Data records:
========

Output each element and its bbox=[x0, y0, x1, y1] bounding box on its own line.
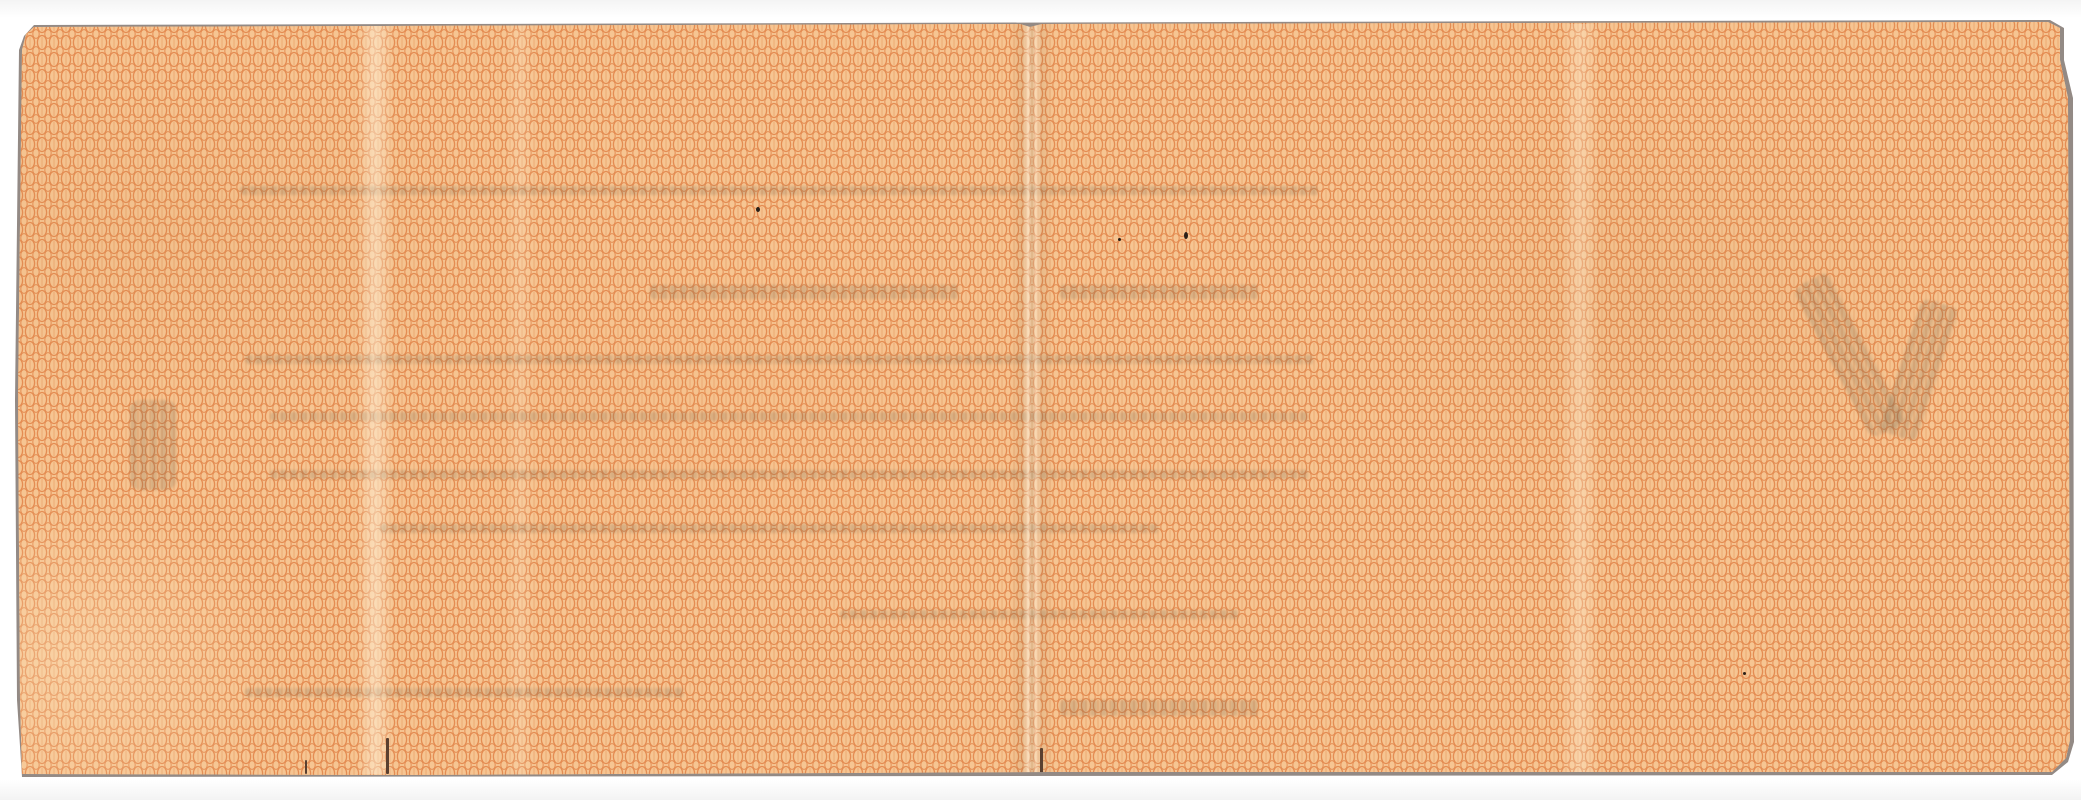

========

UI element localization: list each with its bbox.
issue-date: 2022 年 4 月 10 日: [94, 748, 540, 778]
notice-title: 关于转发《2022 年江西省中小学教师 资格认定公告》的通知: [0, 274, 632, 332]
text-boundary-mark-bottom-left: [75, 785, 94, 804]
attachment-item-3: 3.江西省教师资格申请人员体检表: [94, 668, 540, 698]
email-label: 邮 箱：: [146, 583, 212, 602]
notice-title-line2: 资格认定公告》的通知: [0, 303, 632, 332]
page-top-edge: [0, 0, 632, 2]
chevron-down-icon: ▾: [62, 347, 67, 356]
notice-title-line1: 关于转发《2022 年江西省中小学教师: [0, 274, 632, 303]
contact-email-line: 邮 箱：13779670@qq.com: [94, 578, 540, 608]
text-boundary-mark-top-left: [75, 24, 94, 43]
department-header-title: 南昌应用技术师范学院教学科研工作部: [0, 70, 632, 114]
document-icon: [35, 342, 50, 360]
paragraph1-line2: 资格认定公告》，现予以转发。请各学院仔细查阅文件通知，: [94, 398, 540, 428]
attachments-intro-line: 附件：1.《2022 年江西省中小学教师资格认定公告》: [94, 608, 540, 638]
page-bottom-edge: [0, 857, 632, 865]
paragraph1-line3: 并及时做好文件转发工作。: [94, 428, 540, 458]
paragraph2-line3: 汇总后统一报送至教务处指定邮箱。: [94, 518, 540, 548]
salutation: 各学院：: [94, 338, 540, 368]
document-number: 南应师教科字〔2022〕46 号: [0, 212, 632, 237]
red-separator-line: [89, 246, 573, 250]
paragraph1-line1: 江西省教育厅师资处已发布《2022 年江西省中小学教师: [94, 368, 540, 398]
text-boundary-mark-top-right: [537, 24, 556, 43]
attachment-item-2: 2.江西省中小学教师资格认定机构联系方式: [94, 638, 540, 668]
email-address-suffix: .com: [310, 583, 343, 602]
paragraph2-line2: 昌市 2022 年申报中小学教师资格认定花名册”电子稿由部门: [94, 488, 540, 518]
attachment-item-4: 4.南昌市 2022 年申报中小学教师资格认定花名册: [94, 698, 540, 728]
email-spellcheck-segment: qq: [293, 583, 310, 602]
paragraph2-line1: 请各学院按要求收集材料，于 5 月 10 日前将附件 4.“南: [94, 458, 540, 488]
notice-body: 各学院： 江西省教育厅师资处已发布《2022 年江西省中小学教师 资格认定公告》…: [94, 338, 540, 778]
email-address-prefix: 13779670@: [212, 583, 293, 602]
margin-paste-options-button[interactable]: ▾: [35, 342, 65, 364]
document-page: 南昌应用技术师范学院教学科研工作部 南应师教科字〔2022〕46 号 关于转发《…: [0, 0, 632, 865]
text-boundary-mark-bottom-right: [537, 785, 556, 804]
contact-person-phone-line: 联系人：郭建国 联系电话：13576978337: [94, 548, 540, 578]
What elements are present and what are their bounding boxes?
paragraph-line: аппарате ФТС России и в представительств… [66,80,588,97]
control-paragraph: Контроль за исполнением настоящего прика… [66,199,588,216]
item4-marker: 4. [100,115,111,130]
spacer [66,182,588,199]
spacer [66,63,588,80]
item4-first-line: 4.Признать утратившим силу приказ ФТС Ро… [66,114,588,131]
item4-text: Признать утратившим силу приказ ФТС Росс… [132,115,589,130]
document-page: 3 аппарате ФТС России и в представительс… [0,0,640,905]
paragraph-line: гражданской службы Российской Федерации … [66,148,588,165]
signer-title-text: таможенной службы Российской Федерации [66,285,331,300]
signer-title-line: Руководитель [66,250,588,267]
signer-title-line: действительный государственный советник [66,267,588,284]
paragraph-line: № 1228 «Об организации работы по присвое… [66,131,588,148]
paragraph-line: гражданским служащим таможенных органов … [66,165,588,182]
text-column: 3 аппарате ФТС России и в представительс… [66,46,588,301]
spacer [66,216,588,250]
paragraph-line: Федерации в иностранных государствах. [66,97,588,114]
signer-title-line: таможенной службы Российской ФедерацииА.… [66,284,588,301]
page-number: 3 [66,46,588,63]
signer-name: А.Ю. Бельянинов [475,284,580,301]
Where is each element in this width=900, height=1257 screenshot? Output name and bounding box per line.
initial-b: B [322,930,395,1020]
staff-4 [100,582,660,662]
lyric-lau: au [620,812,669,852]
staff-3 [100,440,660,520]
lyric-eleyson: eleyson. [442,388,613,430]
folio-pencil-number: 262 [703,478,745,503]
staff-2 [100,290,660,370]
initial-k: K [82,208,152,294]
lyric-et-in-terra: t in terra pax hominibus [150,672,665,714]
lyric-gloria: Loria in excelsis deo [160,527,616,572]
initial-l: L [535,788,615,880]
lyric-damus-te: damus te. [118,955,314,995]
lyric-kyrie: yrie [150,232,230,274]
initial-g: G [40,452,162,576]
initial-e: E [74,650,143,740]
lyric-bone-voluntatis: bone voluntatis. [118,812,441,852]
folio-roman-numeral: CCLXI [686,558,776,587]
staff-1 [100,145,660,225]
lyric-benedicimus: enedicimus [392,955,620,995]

========

Task goal: Begin at the line that contains "Where is each" and stop after the line that contains "lyric-gloria: Loria in". Arrange those lines of the entries as a Markdown table with the columns Row and Entry line, numbering each row and leaving out any blank lines.

Exercise solution:
| Row | Entry line |
|---|---|
| 1 | Where is each element in this width=900, height=1257 screenshot? Output name and bounding box per line. |
| 2 | initial-b: B [322,930,395,1020] |
| 3 | staff-4 [100,582,660,662] |
| 4 | lyric-lau: au [620,812,669,852] |
| 5 | staff-3 [100,440,660,520] |
| 6 | lyric-eleyson: eleyson. [442,388,613,430] |
| 7 | folio-pencil-number: 262 [703,478,745,503] |
| 8 | staff-2 [100,290,660,370] |
| 9 | initial-k: K [82,208,152,294] |
| 10 | lyric-et-in-terra: t in terra pax hominibus [150,672,665,714] |
| 11 | lyric-gloria: Loria in excelsis deo [160,527,616,572] |